### Prompt
Can you copy out every line of each item below word for word, leaving nothing changed?

### Input records
▼

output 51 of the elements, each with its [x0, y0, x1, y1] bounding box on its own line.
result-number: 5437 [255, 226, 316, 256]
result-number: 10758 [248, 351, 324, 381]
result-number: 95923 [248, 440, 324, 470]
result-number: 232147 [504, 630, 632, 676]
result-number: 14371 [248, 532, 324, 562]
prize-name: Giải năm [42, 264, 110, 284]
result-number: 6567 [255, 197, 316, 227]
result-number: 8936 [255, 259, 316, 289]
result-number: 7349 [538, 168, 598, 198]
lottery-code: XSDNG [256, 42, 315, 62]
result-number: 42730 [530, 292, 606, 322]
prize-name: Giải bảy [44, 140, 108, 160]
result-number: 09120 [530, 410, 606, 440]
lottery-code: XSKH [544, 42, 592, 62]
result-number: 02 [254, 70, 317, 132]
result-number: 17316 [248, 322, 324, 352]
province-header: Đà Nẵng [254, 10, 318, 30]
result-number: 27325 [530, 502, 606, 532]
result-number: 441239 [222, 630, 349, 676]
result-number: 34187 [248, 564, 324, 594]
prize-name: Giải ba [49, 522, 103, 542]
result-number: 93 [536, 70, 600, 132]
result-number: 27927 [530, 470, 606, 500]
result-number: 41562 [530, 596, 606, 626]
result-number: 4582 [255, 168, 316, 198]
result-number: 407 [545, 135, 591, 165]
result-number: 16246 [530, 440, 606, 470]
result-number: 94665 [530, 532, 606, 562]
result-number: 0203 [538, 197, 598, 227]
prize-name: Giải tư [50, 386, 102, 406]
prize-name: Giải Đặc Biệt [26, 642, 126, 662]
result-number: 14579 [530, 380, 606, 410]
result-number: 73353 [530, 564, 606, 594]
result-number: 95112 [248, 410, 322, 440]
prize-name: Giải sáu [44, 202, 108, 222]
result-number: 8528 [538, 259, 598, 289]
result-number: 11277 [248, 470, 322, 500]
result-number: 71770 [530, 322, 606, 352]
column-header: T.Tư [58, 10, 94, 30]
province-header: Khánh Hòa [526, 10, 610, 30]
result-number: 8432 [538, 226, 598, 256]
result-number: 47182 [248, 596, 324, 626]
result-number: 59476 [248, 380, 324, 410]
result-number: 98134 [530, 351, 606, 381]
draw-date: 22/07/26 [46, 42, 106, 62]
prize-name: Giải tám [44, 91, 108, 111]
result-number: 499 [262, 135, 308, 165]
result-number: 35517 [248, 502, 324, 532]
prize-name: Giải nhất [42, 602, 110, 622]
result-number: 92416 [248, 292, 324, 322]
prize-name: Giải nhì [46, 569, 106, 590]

▲

### Result for this task
output 51 of the elements, each with its [x0, y0, x1, y1] bounding box on its own line.
result-number: 5437 [255, 226, 316, 256]
result-number: 10758 [248, 351, 324, 381]
result-number: 95923 [248, 440, 324, 470]
result-number: 232147 [504, 630, 632, 676]
result-number: 14371 [248, 532, 324, 562]
prize-name: Giải năm [42, 264, 110, 284]
result-number: 6567 [255, 197, 316, 227]
result-number: 8936 [255, 259, 316, 289]
result-number: 7349 [538, 168, 598, 198]
lottery-code: XSDNG [256, 42, 315, 62]
result-number: 42730 [530, 292, 606, 322]
prize-name: Giải bảy [44, 140, 108, 160]
result-number: 09120 [530, 410, 606, 440]
lottery-code: XSKH [544, 42, 592, 62]
result-number: 02 [254, 70, 317, 132]
result-number: 17316 [248, 322, 324, 352]
province-header: Đà Nẵng [254, 10, 318, 30]
result-number: 27325 [530, 502, 606, 532]
result-number: 441239 [222, 630, 349, 676]
result-number: 34187 [248, 564, 324, 594]
prize-name: Giải ba [49, 522, 103, 542]
result-number: 93 [536, 70, 600, 132]
result-number: 27927 [530, 470, 606, 500]
result-number: 41562 [530, 596, 606, 626]
result-number: 4582 [255, 168, 316, 198]
result-number: 407 [545, 135, 591, 165]
result-number: 16246 [530, 440, 606, 470]
result-number: 94665 [530, 532, 606, 562]
result-number: 0203 [538, 197, 598, 227]
prize-name: Giải tư [50, 386, 102, 406]
prize-name: Giải Đặc Biệt [26, 642, 126, 662]
result-number: 14579 [530, 380, 606, 410]
result-number: 73353 [530, 564, 606, 594]
result-number: 95112 [248, 410, 322, 440]
prize-name: Giải sáu [44, 202, 108, 222]
result-number: 8528 [538, 259, 598, 289]
result-number: 11277 [248, 470, 322, 500]
result-number: 71770 [530, 322, 606, 352]
column-header: T.Tư [58, 10, 94, 30]
province-header: Khánh Hòa [526, 10, 610, 30]
result-number: 8432 [538, 226, 598, 256]
result-number: 47182 [248, 596, 324, 626]
result-number: 59476 [248, 380, 324, 410]
result-number: 98134 [530, 351, 606, 381]
draw-date: 22/07/26 [46, 42, 106, 62]
prize-name: Giải tám [44, 91, 108, 111]
result-number: 499 [262, 135, 308, 165]
result-number: 35517 [248, 502, 324, 532]
prize-name: Giải nhất [42, 602, 110, 622]
result-number: 92416 [248, 292, 324, 322]
prize-name: Giải nhì [46, 569, 106, 590]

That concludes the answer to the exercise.